> BRIEF
In the entries that follow, find the word "title" and report each line it is on.

● ● ● ● ● ● ●

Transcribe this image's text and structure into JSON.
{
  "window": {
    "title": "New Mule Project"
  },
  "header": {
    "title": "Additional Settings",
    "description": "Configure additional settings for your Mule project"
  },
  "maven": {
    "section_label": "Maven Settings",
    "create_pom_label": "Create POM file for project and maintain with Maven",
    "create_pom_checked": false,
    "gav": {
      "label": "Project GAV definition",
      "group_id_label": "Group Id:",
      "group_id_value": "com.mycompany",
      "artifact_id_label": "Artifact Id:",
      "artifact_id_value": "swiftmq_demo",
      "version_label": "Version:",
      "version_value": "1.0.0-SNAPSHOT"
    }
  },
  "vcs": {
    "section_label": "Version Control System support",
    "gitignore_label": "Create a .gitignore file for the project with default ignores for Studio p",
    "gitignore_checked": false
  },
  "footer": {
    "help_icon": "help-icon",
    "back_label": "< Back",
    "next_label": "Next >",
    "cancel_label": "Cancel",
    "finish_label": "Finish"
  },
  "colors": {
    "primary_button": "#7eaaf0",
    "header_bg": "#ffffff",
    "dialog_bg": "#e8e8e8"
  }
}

● ● ● ● ● ● ●

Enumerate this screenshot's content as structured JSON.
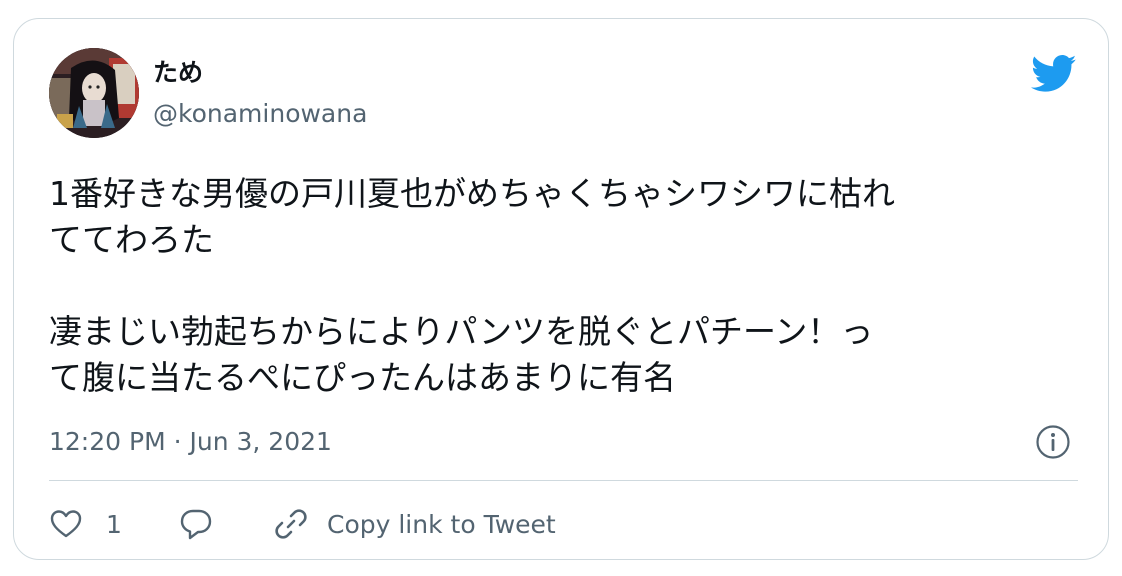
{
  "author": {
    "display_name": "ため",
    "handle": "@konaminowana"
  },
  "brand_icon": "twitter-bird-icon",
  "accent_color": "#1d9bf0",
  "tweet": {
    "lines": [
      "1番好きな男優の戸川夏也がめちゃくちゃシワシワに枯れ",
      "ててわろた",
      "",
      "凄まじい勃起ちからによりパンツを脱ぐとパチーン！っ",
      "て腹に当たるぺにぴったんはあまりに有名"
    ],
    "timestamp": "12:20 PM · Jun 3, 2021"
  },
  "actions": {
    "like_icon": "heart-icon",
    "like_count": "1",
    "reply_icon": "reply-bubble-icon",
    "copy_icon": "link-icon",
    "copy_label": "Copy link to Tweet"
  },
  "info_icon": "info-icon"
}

● ● ● ● ● ● ●

> EXERCISE SOLUTION
    "title": "New Mule Project"
    "title": "Additional Settings",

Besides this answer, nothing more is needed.